** start of INFORMATION SUPPLIED **

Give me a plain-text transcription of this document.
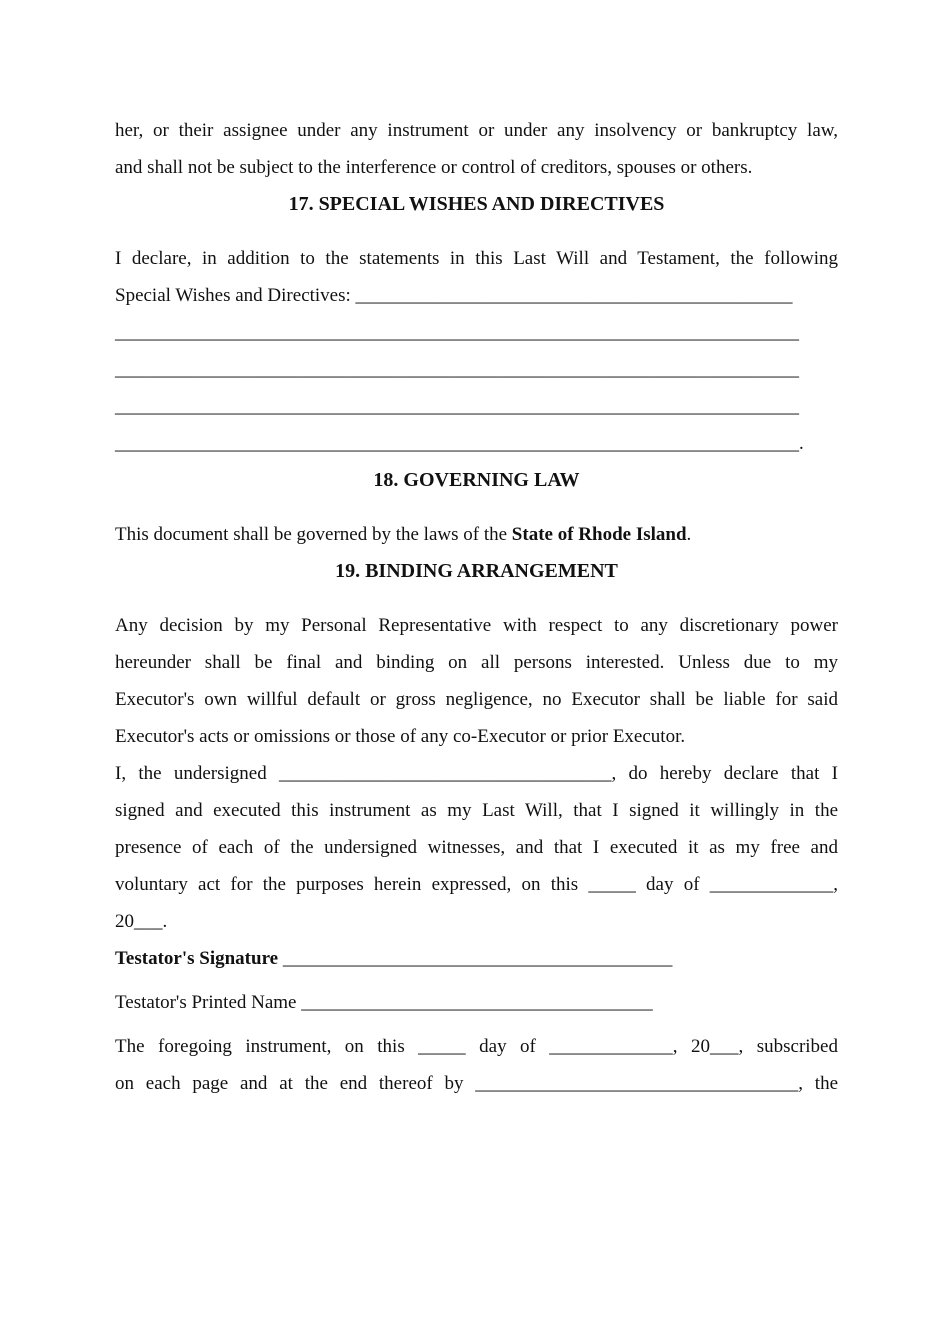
her, or their assignee under any instrument or under any insolvency or bankruptcy law,

and shall not be subject to the interference or control of creditors, spouses or others.

17. SPECIAL WISHES AND DIRECTIVES

I declare, in addition to the statements in this Last Will and Testament, the following

Special Wishes and Directives: ______________________________________________

________________________________________________________________________

________________________________________________________________________

________________________________________________________________________

________________________________________________________________________.

18. GOVERNING LAW

This document shall be governed by the laws of the State of Rhode Island.

19. BINDING ARRANGEMENT

Any decision by my Personal Representative with respect to any discretionary power

hereunder shall be final and binding on all persons interested. Unless due to my

Executor's own willful default or gross negligence, no Executor shall be liable for said

Executor's acts or omissions or those of any co-Executor or prior Executor.

I, the undersigned ___________________________________, do hereby declare that I

signed and executed this instrument as my Last Will, that I signed it willingly in the

presence of each of the undersigned witnesses, and that I executed it as my free and

voluntary act for the purposes herein expressed, on this _____ day of _____________,

20___.

Testator's Signature _________________________________________

Testator's Printed Name _____________________________________

The foregoing instrument, on this _____ day of _____________, 20___, subscribed

on each page and at the end thereof by __________________________________, the
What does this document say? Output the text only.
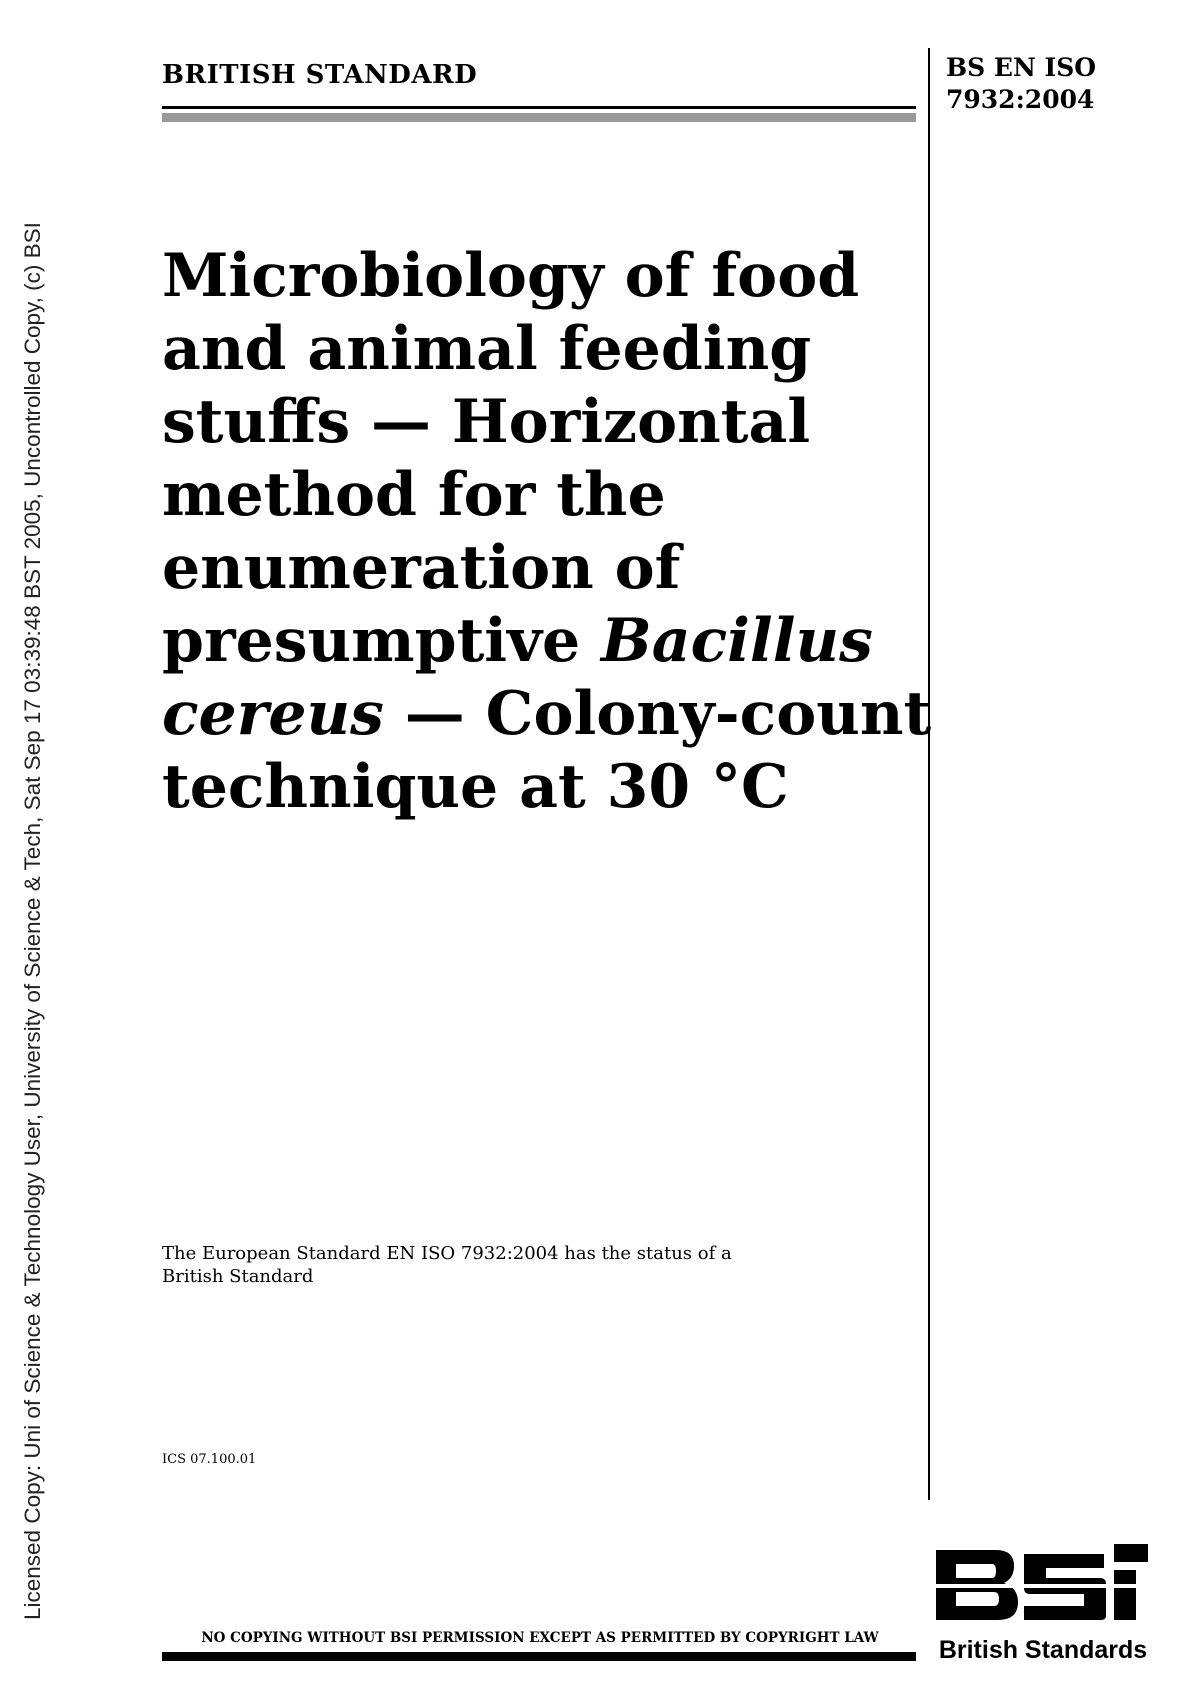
Licensed Copy: Uni of Science & Technology User, University of Science & Tech, Sat Sep 17 03:39:48 BST 2005, Uncontrolled Copy, (c) BSI
BRITISH STANDARD	BS EN ISO
7932:2004
Microbiology of food
and animal feeding
stuffs — Horizontal
method for the
enumeration of
presumptive Bacillus
cereus — Colony-count
technique at 30 °C
The European Standard EN ISO 7932:2004 has the status of a
British Standard
ICS 07.100.01
NO COPYING WITHOUT BSI PERMISSION EXCEPT AS PERMITTED BY COPYRIGHT LAW	British Standards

** end of INFORMATION SUPPLIED **

Print every entry above again without changing a word, and omit the pictures.

Give me a plain-text transcription of this document.
her, or their assignee under any instrument or under any insolvency or bankruptcy law,

and shall not be subject to the interference or control of creditors, spouses or others.

17. SPECIAL WISHES AND DIRECTIVES

I declare, in addition to the statements in this Last Will and Testament, the following

Special Wishes and Directives: ______________________________________________

________________________________________________________________________

________________________________________________________________________

________________________________________________________________________

________________________________________________________________________.

18. GOVERNING LAW

This document shall be governed by the laws of the State of Rhode Island.

19. BINDING ARRANGEMENT

Any decision by my Personal Representative with respect to any discretionary power

hereunder shall be final and binding on all persons interested. Unless due to my

Executor's own willful default or gross negligence, no Executor shall be liable for said

Executor's acts or omissions or those of any co-Executor or prior Executor.

I, the undersigned ___________________________________, do hereby declare that I

signed and executed this instrument as my Last Will, that I signed it willingly in the

presence of each of the undersigned witnesses, and that I executed it as my free and

voluntary act for the purposes herein expressed, on this _____ day of _____________,

20___.

Testator's Signature _________________________________________

Testator's Printed Name _____________________________________

The foregoing instrument, on this _____ day of _____________, 20___, subscribed

on each page and at the end thereof by __________________________________, the
What does this document say? Output the text only.
Licensed Copy: Uni of Science & Technology User, University of Science & Tech, Sat Sep 17 03:39:48 BST 2005, Uncontrolled Copy, (c) BSI
BRITISH STANDARD	BS EN ISO
7932:2004
Microbiology of food
and animal feeding
stuffs — Horizontal
method for the
enumeration of
presumptive Bacillus
cereus — Colony-count
technique at 30 °C
The European Standard EN ISO 7932:2004 has the status of a
British Standard
ICS 07.100.01
NO COPYING WITHOUT BSI PERMISSION EXCEPT AS PERMITTED BY COPYRIGHT LAW	British Standards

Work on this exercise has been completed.